### SET PROBLEM
The entries that follow should be written out exactly.

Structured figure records
++++++
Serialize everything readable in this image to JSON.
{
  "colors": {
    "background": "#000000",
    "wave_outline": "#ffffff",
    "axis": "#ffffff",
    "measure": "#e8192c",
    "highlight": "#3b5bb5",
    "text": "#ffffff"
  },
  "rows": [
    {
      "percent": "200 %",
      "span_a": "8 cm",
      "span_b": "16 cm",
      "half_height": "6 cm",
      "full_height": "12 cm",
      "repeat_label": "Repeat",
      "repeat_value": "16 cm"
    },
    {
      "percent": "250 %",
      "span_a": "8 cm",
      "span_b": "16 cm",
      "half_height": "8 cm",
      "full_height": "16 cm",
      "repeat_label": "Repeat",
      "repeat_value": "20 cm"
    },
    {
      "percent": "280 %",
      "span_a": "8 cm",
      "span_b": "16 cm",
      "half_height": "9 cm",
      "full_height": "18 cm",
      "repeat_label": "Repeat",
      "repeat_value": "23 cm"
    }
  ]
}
++++++
### THE COMPLETED TASK
Serialize everything readable in this image to JSON.
{
  "colors": {
    "background": "#000000",
    "wave_outline": "#ffffff",
    "axis": "#ffffff",
    "measure": "#e8192c",
    "highlight": "#3b5bb5",
    "text": "#ffffff"
  },
  "rows": [
    {
      "percent": "200 %",
      "span_a": "8 cm",
      "span_b": "16 cm",
      "half_height": "6 cm",
      "full_height": "12 cm",
      "repeat_label": "Repeat",
      "repeat_value": "16 cm"
    },
    {
      "percent": "250 %",
      "span_a": "8 cm",
      "span_b": "16 cm",
      "half_height": "8 cm",
      "full_height": "16 cm",
      "repeat_label": "Repeat",
      "repeat_value": "20 cm"
    },
    {
      "percent": "280 %",
      "span_a": "8 cm",
      "span_b": "16 cm",
      "half_height": "9 cm",
      "full_height": "18 cm",
      "repeat_label": "Repeat",
      "repeat_value": "23 cm"
    }
  ]
}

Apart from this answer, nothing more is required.